- **What is required**
Count every line where "stations" occurs. Give the total alone.
======
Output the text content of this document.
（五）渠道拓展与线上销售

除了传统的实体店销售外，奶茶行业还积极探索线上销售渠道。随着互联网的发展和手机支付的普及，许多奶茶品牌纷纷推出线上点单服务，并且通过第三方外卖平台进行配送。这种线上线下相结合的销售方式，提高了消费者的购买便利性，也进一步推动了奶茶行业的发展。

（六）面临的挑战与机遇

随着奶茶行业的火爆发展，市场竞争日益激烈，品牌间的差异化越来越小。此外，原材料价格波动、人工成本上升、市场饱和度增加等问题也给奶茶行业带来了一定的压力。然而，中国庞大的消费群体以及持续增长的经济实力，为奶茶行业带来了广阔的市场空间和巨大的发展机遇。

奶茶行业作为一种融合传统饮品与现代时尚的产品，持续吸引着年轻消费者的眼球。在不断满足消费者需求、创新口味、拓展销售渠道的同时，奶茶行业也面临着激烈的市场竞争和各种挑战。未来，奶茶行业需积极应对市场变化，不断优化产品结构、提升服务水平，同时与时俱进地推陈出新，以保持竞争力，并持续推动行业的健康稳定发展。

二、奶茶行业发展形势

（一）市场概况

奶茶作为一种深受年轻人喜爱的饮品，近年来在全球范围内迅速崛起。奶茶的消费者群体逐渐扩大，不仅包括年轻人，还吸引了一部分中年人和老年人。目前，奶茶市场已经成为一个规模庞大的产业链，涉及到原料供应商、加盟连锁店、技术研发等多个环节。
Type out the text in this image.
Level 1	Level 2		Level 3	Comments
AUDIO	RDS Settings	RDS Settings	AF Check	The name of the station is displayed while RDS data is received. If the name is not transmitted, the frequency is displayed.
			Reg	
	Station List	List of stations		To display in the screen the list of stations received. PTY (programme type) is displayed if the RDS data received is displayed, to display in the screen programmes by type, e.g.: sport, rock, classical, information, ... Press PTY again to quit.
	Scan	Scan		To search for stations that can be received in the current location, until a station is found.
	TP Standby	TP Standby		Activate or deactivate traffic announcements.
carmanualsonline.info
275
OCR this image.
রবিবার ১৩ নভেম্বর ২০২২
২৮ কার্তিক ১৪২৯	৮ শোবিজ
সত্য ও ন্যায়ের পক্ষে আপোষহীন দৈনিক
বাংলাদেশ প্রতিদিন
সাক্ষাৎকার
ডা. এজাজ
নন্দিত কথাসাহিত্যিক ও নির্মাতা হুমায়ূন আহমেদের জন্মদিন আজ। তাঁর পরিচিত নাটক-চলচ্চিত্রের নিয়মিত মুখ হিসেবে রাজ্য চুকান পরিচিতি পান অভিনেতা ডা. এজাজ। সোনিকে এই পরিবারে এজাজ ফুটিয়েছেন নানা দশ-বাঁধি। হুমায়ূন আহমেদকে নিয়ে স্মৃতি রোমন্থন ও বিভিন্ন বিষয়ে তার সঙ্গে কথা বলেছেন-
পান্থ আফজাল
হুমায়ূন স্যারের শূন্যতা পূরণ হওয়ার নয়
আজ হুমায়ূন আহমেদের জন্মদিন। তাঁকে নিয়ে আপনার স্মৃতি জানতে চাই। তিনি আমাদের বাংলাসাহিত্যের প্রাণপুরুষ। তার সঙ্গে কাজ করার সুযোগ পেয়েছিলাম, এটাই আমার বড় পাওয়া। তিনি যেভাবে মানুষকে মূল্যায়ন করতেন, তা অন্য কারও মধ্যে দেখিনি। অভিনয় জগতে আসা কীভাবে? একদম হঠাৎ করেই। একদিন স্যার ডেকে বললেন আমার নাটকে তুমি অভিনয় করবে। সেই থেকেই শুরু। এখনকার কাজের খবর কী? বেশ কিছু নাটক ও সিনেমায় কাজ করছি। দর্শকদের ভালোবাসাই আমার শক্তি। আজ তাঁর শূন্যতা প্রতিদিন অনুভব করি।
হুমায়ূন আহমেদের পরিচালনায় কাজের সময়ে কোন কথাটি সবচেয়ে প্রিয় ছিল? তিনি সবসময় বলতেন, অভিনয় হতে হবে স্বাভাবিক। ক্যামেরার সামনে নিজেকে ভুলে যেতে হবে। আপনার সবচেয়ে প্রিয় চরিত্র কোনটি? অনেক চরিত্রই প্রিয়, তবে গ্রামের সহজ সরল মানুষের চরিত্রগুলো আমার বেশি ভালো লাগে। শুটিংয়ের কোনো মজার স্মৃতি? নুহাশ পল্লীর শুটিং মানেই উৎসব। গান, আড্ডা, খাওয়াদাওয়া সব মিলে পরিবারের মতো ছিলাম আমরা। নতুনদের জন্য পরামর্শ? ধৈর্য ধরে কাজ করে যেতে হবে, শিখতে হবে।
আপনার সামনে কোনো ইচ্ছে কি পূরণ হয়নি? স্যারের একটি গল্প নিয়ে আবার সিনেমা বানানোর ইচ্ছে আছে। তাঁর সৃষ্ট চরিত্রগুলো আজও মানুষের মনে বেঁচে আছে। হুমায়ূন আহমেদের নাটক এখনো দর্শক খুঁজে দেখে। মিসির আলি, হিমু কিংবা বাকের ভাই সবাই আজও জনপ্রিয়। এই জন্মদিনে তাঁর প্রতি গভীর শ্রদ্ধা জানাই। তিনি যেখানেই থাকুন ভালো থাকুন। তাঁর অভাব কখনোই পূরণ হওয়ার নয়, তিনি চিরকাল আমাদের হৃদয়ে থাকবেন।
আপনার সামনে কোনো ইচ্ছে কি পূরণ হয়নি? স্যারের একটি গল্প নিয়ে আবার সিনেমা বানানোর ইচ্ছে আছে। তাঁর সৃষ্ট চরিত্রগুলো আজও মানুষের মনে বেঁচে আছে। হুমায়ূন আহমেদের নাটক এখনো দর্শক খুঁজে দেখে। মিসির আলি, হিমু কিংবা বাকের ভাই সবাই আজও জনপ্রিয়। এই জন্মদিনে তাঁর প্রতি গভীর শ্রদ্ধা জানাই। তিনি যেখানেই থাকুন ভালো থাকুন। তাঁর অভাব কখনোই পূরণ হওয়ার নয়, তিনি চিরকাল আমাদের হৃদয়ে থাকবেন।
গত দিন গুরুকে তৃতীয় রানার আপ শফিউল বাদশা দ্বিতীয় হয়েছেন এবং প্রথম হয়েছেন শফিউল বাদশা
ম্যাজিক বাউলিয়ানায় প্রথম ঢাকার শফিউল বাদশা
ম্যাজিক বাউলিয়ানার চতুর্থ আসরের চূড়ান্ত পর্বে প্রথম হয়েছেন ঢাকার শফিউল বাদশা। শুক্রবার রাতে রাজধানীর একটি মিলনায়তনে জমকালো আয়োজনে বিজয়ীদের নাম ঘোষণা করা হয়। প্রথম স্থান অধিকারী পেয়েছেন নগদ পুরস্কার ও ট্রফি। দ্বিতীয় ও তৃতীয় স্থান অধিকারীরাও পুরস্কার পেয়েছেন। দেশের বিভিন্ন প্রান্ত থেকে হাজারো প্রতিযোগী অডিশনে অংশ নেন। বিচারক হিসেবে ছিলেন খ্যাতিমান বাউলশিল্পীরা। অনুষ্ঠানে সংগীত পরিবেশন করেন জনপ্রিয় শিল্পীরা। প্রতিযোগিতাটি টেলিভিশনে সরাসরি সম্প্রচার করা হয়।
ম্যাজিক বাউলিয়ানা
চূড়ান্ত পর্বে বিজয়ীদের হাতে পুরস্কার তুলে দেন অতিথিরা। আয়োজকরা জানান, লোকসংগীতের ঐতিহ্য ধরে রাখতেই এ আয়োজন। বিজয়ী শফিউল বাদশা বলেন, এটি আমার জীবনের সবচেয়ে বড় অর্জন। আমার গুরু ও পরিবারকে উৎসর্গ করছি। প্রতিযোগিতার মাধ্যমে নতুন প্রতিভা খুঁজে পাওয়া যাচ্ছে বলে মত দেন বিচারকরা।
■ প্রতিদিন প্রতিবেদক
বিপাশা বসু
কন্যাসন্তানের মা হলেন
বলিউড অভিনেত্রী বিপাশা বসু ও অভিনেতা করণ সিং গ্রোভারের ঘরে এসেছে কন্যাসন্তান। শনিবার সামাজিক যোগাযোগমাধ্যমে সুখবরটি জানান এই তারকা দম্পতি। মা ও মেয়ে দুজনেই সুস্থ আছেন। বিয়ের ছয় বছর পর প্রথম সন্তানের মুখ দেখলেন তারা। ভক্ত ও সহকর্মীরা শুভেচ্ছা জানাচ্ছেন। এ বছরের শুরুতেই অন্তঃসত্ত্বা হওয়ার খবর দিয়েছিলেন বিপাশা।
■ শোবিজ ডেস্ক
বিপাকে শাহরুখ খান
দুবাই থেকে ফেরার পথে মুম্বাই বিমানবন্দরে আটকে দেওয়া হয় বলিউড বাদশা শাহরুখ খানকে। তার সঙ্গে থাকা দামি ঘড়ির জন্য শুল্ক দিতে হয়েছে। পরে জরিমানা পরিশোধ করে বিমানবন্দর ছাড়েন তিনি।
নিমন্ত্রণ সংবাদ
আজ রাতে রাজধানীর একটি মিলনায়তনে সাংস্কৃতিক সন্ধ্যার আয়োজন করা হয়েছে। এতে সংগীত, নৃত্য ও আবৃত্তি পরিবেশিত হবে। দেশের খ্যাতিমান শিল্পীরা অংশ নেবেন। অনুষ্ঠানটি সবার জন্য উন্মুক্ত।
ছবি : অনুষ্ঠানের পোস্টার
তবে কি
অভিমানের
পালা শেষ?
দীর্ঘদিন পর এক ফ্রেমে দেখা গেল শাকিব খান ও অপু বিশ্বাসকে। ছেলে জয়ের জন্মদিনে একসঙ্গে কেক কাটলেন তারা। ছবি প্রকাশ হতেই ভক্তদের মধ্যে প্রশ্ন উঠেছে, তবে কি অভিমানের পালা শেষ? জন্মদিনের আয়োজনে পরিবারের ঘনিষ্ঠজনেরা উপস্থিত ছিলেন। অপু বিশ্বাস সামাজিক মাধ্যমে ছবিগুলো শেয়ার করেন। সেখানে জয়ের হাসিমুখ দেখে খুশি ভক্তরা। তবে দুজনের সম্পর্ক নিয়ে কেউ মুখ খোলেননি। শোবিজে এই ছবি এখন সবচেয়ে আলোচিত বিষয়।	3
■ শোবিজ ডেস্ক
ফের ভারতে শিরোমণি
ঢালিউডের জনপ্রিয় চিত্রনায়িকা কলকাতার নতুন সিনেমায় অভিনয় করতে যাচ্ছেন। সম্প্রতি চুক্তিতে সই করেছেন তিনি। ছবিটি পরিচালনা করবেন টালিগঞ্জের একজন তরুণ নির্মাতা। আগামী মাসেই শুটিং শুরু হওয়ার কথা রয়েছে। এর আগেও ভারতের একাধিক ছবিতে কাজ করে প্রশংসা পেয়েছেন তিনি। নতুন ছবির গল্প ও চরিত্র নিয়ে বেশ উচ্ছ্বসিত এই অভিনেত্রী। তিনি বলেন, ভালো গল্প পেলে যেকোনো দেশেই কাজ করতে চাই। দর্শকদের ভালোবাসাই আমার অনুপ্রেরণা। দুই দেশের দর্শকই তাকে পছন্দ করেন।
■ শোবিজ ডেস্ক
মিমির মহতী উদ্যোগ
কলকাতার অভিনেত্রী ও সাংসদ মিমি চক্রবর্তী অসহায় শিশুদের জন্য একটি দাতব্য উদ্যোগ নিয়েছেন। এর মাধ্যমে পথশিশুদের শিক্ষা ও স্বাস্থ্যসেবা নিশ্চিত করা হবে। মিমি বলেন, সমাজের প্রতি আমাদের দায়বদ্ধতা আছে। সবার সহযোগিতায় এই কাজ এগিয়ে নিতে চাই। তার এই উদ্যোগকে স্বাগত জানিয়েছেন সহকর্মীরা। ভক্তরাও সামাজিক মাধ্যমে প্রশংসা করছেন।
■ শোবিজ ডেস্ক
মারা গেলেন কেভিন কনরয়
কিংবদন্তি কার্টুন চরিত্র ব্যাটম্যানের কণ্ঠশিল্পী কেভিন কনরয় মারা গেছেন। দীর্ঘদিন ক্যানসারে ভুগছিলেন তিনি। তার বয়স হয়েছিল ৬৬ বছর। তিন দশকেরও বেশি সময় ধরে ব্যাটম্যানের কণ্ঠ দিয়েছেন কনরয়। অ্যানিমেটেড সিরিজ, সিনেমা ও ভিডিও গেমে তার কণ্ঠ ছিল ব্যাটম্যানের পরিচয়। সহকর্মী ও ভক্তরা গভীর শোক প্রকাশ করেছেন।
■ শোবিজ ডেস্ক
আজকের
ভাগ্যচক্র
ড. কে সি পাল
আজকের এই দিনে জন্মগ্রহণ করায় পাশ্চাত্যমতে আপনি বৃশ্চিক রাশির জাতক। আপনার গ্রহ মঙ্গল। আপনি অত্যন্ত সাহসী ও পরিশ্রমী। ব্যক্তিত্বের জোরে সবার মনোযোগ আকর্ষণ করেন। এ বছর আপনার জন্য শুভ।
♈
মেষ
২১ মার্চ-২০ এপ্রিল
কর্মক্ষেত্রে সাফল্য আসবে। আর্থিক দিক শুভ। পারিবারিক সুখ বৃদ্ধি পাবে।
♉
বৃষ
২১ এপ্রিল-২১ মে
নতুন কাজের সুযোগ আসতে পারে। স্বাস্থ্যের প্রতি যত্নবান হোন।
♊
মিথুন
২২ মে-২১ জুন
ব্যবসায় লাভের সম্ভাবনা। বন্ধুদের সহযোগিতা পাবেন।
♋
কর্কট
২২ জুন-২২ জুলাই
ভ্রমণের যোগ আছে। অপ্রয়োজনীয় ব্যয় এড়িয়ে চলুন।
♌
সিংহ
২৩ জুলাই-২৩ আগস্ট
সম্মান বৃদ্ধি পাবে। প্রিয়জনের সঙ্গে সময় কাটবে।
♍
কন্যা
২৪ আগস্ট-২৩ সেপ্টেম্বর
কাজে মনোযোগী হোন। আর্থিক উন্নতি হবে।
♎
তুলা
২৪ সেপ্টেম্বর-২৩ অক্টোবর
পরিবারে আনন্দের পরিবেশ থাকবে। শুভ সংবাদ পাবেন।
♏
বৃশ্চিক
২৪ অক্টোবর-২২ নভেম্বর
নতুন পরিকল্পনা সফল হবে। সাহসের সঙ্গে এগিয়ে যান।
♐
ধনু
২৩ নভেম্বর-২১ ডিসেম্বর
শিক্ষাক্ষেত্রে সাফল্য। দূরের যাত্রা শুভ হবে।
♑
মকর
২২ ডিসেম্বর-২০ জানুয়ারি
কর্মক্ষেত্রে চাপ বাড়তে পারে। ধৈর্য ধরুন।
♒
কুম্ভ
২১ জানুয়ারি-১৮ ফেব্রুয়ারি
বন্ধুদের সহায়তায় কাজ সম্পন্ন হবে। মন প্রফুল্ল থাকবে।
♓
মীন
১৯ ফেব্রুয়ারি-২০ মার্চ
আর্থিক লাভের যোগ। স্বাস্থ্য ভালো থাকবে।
======
- **Exercise output**
2